EXERCISE AIM – Copy each line below that contains "chevron".

□ □ □

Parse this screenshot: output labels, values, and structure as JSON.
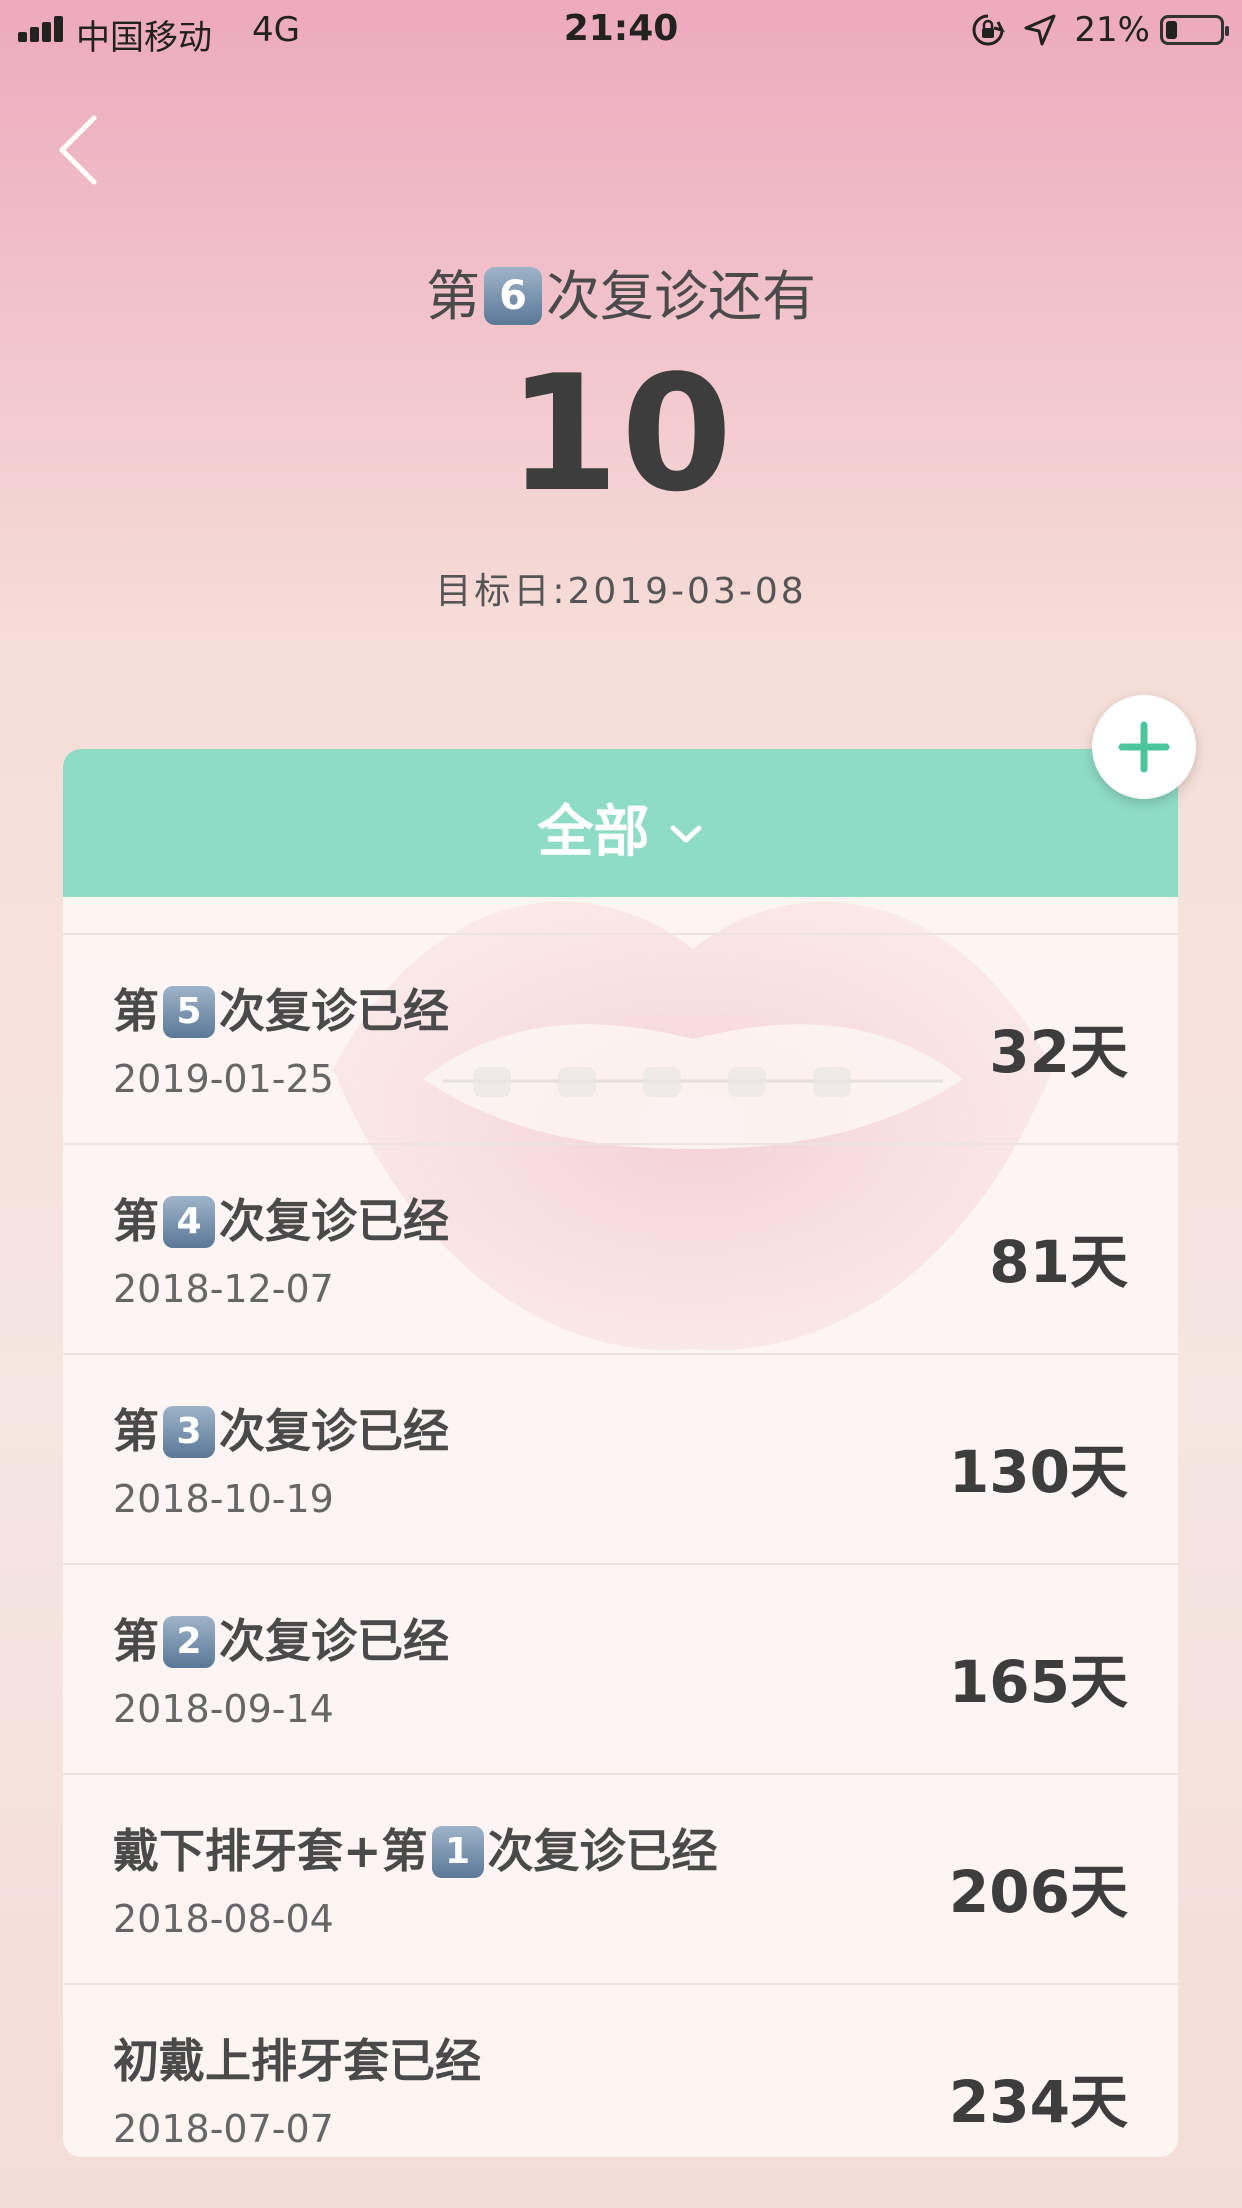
{
  "status_bar": {
    "carrier": "中国移动",
    "network": "4G",
    "time": "21:40",
    "battery_percent": "21%",
    "battery_level": 0.21
  },
  "header": {
    "title_before": "第",
    "visit_number": "6",
    "title_after": "次复诊还有",
    "countdown": "10",
    "target_date": "目标日:2019-03-08"
  },
  "filter": {
    "label": "全部"
  },
  "records": [
    {
      "prefix": "第",
      "badge": "5",
      "suffix": "次复诊已经",
      "date": "2019-01-25",
      "days": "32天"
    },
    {
      "prefix": "第",
      "badge": "4",
      "suffix": "次复诊已经",
      "date": "2018-12-07",
      "days": "81天"
    },
    {
      "prefix": "第",
      "badge": "3",
      "suffix": "次复诊已经",
      "date": "2018-10-19",
      "days": "130天"
    },
    {
      "prefix": "第",
      "badge": "2",
      "suffix": "次复诊已经",
      "date": "2018-09-14",
      "days": "165天"
    },
    {
      "prefix": "戴下排牙套+第",
      "badge": "1",
      "suffix": "次复诊已经",
      "date": "2018-08-04",
      "days": "206天"
    },
    {
      "prefix": "初戴上排牙套已经",
      "badge": "",
      "suffix": "",
      "date": "2018-07-07",
      "days": "234天"
    }
  ],
  "colors": {
    "accent": "#8fdcc6",
    "plus": "#4cc49c",
    "badge": "#6a88a6"
  },
  "icons": {
    "back": "chevron-left-icon",
    "dropdown": "chevron-down-icon",
    "add": "plus-icon",
    "orientation_lock": "orientation-lock-icon",
    "location": "location-arrow-icon",
    "watermark": "lips-braces-icon"
  }
}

□ □ □

COMPLETE ANSWER –
    "back": "chevron-left-icon",
    "dropdown": "chevron-down-icon",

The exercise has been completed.